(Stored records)
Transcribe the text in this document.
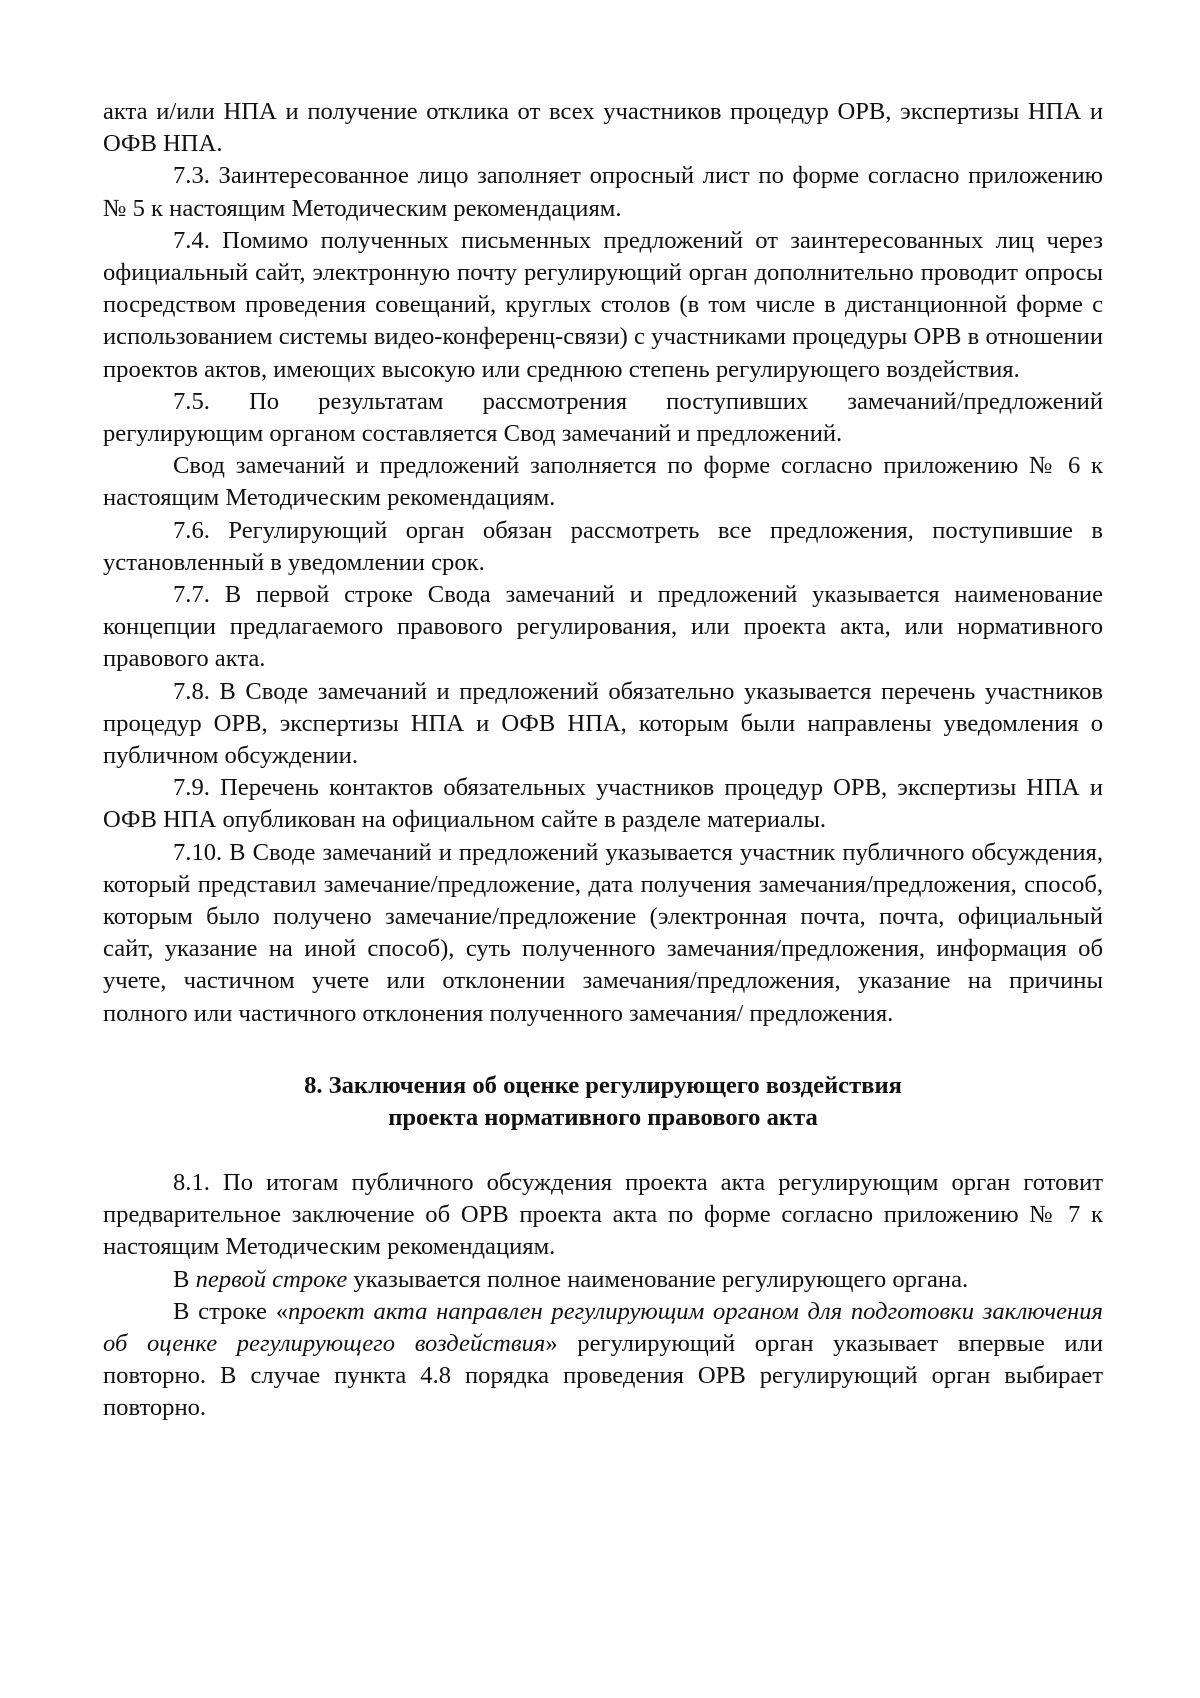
акта и/или НПА и получение отклика от всех участников процедур ОРВ, экспертизы НПА и ОФВ НПА.

7.3. Заинтересованное лицо заполняет опросный лист по форме согласно приложению № 5 к настоящим Методическим рекомендациям.

7.4. Помимо полученных письменных предложений от заинтересованных лиц через официальный сайт, электронную почту регулирующий орган дополнительно проводит опросы посредством проведения совещаний, круглых столов (в том числе в дистанционной форме с использованием системы видео-конференц-связи) с участниками процедуры ОРВ в отношении проектов актов, имеющих высокую или среднюю степень регулирующего воздействия.

7.5. По результатам рассмотрения поступивших замечаний/предложений регулирующим органом составляется Свод замечаний и предложений.

Свод замечаний и предложений заполняется по форме согласно приложению № 6 к настоящим Методическим рекомендациям.

7.6. Регулирующий орган обязан рассмотреть все предложения, поступившие в установленный в уведомлении срок.

7.7. В первой строке Свода замечаний и предложений указывается наименование концепции предлагаемого правового регулирования, или проекта акта, или нормативного правового акта.

7.8. В Своде замечаний и предложений обязательно указывается перечень участников процедур ОРВ, экспертизы НПА и ОФВ НПА, которым были направлены уведомления о публичном обсуждении.

7.9. Перечень контактов обязательных участников процедур ОРВ, экспертизы НПА и ОФВ НПА опубликован на официальном сайте в разделе материалы.

7.10. В Своде замечаний и предложений указывается участник публичного обсуждения, который представил замечание/предложение, дата получения замечания/предложения, способ, которым было получено замечание/предложение (электронная почта, почта, официальный сайт, указание на иной способ), суть полученного замечания/предложения, информация об учете, частичном учете или отклонении замечания/предложения, указание на причины полного или частичного отклонения полученного замечания/ предложения.

8. Заключения об оценке регулирующего воздействия
проекта нормативного правового акта

8.1. По итогам публичного обсуждения проекта акта регулирующим орган готовит предварительное заключение об ОРВ проекта акта по форме согласно приложению № 7 к настоящим Методическим рекомендациям.

В первой строке указывается полное наименование регулирующего органа.

В строке «проект акта направлен регулирующим органом для подготовки заключения об оценке регулирующего воздействия» регулирующий орган указывает впервые или повторно. В случае пункта 4.8 порядка проведения ОРВ регулирующий орган выбирает повторно.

▸ Set exercise: Return only those lines of the records that contain the string "предложения".

▸ Response:
7.6. Регулирующий орган обязан рассмотреть все предложения, поступившие в установленный в уведомлении срок.
7.10. В Своде замечаний и предложений указывается участник публичного обсуждения, который представил замечание/предложение, дата получения замечания/предложения, способ, которым было получено замечание/предложение (электронная почта, почта, официальный сайт, указание на иной способ), суть полученного замечания/предложения, информация об учете, частичном учете или отклонении замечания/предложения, указание на причины полного или частичного отклонения полученного замечания/ предложения.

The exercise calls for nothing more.